Quick Links

Re: Pg 16: will pg_dump & pg_restore be faster?

From:	Andres Freund <andres(at)anarazel(dot)de>
To:	Bruce Momjian <bruce(at)momjian(dot)us>
Cc:	David Rowley <dgrowleyml(at)gmail(dot)com>, Ron <ronljohnsonjr(at)gmail(dot)com>, pgsql-general(at)lists(dot)postgresql(dot)org
Subject:	Re: Pg 16: will pg_dump & pg_restore be faster?
Date:	2023-05-31 13:45:52
Message-ID:	20230531134552.yvouy5k573irlddt@alap3.anarazel.de
Views:	Whole Thread \| Raw Message \| Download mbox \| Resend email
Thread:
Lists:	pgsql-general

Hi,

On 2023-05-30 21:13:08 -0400, Bruce Momjian wrote:
> On Wed, May 31, 2023 at 09:14:20AM +1200, David Rowley wrote:
> > On Wed, 31 May 2023 at 08:54, Ron <ronljohnsonjr(at)gmail(dot)com> wrote:
> > > https://www.postgresql.org/about/news/postgresql-16-beta-1-released-2643/
> > > says "PostgreSQL 16 can also improve the performance of concurrent bulk
> > > loading of data using COPY up to 300%."
> > >
> > > Since pg_dump & pg_restore use COPY (or something very similar), will the
> > > speed increase translate to higher speeds for those utilities?

• **Supplied data**
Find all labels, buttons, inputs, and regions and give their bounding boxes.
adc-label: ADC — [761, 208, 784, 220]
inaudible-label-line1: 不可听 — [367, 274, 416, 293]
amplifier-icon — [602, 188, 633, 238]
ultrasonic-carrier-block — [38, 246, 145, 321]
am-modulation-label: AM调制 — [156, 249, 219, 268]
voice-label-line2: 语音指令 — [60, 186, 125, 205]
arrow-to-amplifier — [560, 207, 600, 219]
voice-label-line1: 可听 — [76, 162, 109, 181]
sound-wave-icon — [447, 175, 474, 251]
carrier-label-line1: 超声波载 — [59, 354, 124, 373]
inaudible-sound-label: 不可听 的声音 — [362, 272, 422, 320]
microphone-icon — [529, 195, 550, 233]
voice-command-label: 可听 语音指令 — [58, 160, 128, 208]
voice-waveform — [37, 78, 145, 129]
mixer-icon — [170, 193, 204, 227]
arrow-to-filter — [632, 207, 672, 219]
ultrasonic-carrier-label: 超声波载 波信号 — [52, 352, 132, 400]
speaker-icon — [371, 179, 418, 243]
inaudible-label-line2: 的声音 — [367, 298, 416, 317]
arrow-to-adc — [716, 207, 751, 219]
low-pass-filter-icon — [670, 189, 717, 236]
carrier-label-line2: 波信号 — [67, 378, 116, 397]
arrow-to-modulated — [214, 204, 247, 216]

• **Goal A**
Reproduce the listing line for line, starting with its first line and going on through the line that contains "carrier-label-line1: 超声波载 —".
• **Goal B**
Write the next part of the mailing list post about whether pg_dump and pg_restore get faster in PostgreSQL 16, picking up from the point where the post stops.
The mailing list post and the listing are unrelated to each other.

• **Right answer A**
Find all labels, buttons, inputs, and regions and give their bounding boxes.
adc-label: ADC — [761, 208, 784, 220]
inaudible-label-line1: 不可听 — [367, 274, 416, 293]
amplifier-icon — [602, 188, 633, 238]
ultrasonic-carrier-block — [38, 246, 145, 321]
am-modulation-label: AM调制 — [156, 249, 219, 268]
voice-label-line2: 语音指令 — [60, 186, 125, 205]
arrow-to-amplifier — [560, 207, 600, 219]
voice-label-line1: 可听 — [76, 162, 109, 181]
sound-wave-icon — [447, 175, 474, 251]
carrier-label-line1: 超声波载 — [59, 354, 124, 373]

• **Right answer B**
> >
> > I think the improvements to relation extension only help when multiple
> > backends need to extend the relation at the same time. pg_restore can
> > have multiple workers, but the tasks that each worker performs are
> > only divided as far as an entire table, i.e. 2 workers will never be
> > working on the same table at the same time. So there is no concurrency
> > in terms of 2 or more workers working on loading data into the same
> > table at the same time.
> >
> > It might be an interesting project now that we have TidRange scans, to
> > have pg_dump split larger tables into chunks so that they can be
> > restored in parallel.
>
> Uh, the release notes say:
>
> 
>
> <listitem>
> <para>
> Allow more efficient addition of heap and index pages (Andres Freund)
> </para>
> </listitem>
>
> There is no mention of concurrency being a requirement. Is it wrong? I
> think there was a question of whether you had to add _multiple_ blocks
> ot get a benefit, not if concurrency was needed. This email about the
> release notes didn't mention the concurrent requirement:

> https://www.postgresql.org/message-id/20230521171341.jjxykfsefsek4kzj%40awork3.anarazel.de

There's multiple improvements that work together to get the overall
improvement. One part of that is filesystem interactions, another is holding
the relation extension lock for a *much* shorter time. The former helps
regardless of concurrency, the latter only with concurrency.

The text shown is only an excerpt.